(Dataset excerpts)
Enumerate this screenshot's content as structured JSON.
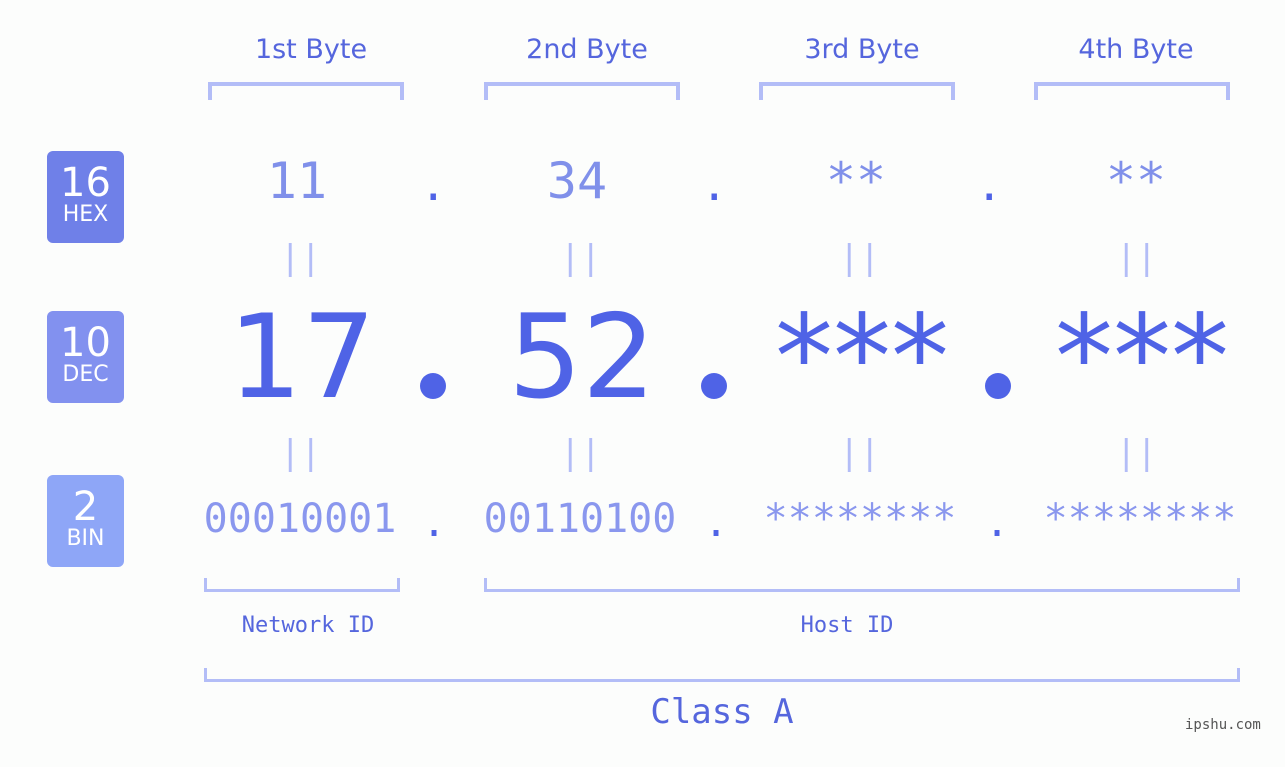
{
  "headers": [
    "1st Byte",
    "2nd Byte",
    "3rd Byte",
    "4th Byte"
  ],
  "badges": [
    {
      "num": "16",
      "label": "HEX",
      "color": "#6f80e8"
    },
    {
      "num": "10",
      "label": "DEC",
      "color": "#8291ef"
    },
    {
      "num": "2",
      "label": "BIN",
      "color": "#8ea6f7"
    }
  ],
  "hex": [
    "11",
    "34",
    "**",
    "**"
  ],
  "dec": [
    "17",
    "52",
    "***",
    "***"
  ],
  "bin": [
    "00010001",
    "00110100",
    "********",
    "********"
  ],
  "separator": ".",
  "equals": "||",
  "labels": {
    "network": "Network ID",
    "host": "Host ID",
    "class": "Class A"
  },
  "watermark": "ipshu.com"
}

What is being asked:
Spot every line that holds "color" and copy it.

Final result:
      "color": "#6f80e8"
      "color": "#8291ef"
      "color": "#8ea6f7"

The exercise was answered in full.